# Material provided
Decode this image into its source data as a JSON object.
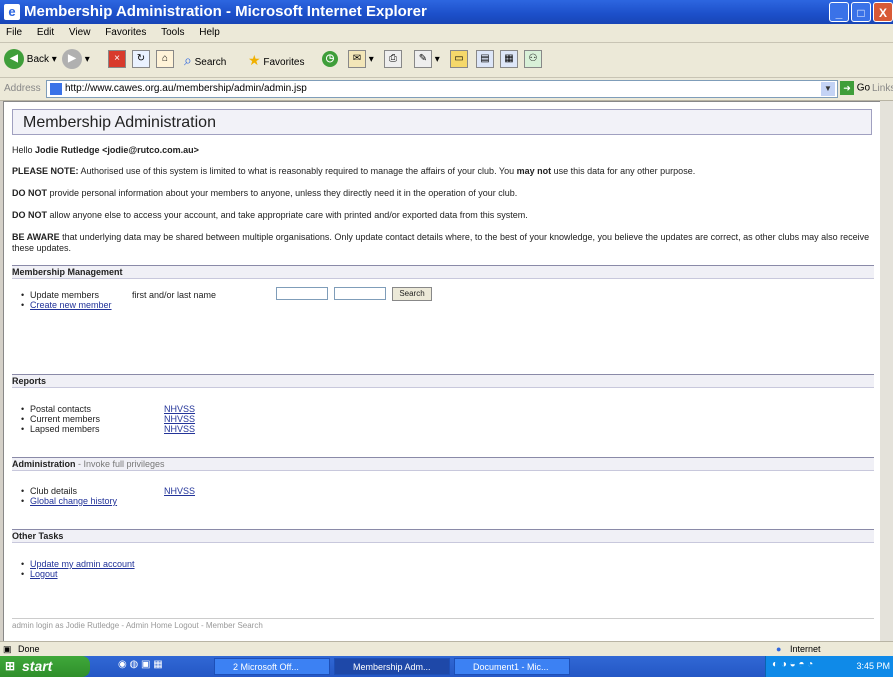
{
  "window": {
    "title": "Membership Administration - Microsoft Internet Explorer",
    "minimize": "_",
    "maximize": "□",
    "close": "X"
  },
  "menu": [
    "File",
    "Edit",
    "View",
    "Favorites",
    "Tools",
    "Help"
  ],
  "toolbar": {
    "back": "Back",
    "search": "Search",
    "favorites": "Favorites"
  },
  "address": {
    "label": "Address",
    "url": "http://www.cawes.org.au/membership/admin/admin.jsp",
    "go": "Go",
    "links": "Links"
  },
  "page": {
    "heading": "Membership Administration",
    "hello_prefix": "Hello",
    "user_name": "Jodie Rutledge",
    "user_email": "<jodie@rutco.com.au>",
    "note1_strong": "PLEASE NOTE:",
    "note1_a": " Authorised use of this system is limited to what is reasonably required to manage the affairs of your club. You ",
    "note1_strong2": "may not",
    "note1_b": " use this data for any other purpose.",
    "note2_strong": "DO NOT",
    "note2_text": " provide personal information about your members to anyone, unless they directly need it in the operation of your club.",
    "note3_strong": "DO NOT",
    "note3_text": " allow anyone else to access your account, and take appropriate care with printed and/or exported data from this system.",
    "note4_strong": "BE AWARE",
    "note4_text": " that underlying data may be shared between multiple organisations. Only update contact details where, to the best of your knowledge, you believe the updates are correct, as other clubs may also receive these updates.",
    "membership": {
      "title": "Membership Management",
      "update_members": "Update members",
      "name_label": "first and/or last name",
      "search_button": "Search",
      "create_member": "Create new member"
    },
    "reports": {
      "title": "Reports",
      "items": [
        {
          "label": "Postal contacts",
          "link": "NHVSS"
        },
        {
          "label": "Current members",
          "link": "NHVSS"
        },
        {
          "label": "Lapsed members",
          "link": "NHVSS"
        }
      ]
    },
    "administration": {
      "title": "Administration",
      "sub": " - Invoke full privileges",
      "club_details": "Club details",
      "club_link": "NHVSS",
      "global_history": "Global change history"
    },
    "other": {
      "title": "Other Tasks",
      "update_account": "Update my admin account",
      "logout": "Logout"
    },
    "footer": "admin login as Jodie Rutledge  -  Admin Home  Logout  -  Member Search"
  },
  "status": {
    "done": "Done",
    "zone": "Internet"
  },
  "taskbar": {
    "start": "start",
    "tasks": [
      "2 Microsoft Off...",
      "Membership Adm...",
      "Document1 - Mic..."
    ],
    "clock": "3:45 PM"
  }
}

# Set problem
Look through the material and copy each line that has "Internet".

# Reply to the exercise
    "title": "Membership Administration - Microsoft Internet Explorer",
    "zone": "Internet"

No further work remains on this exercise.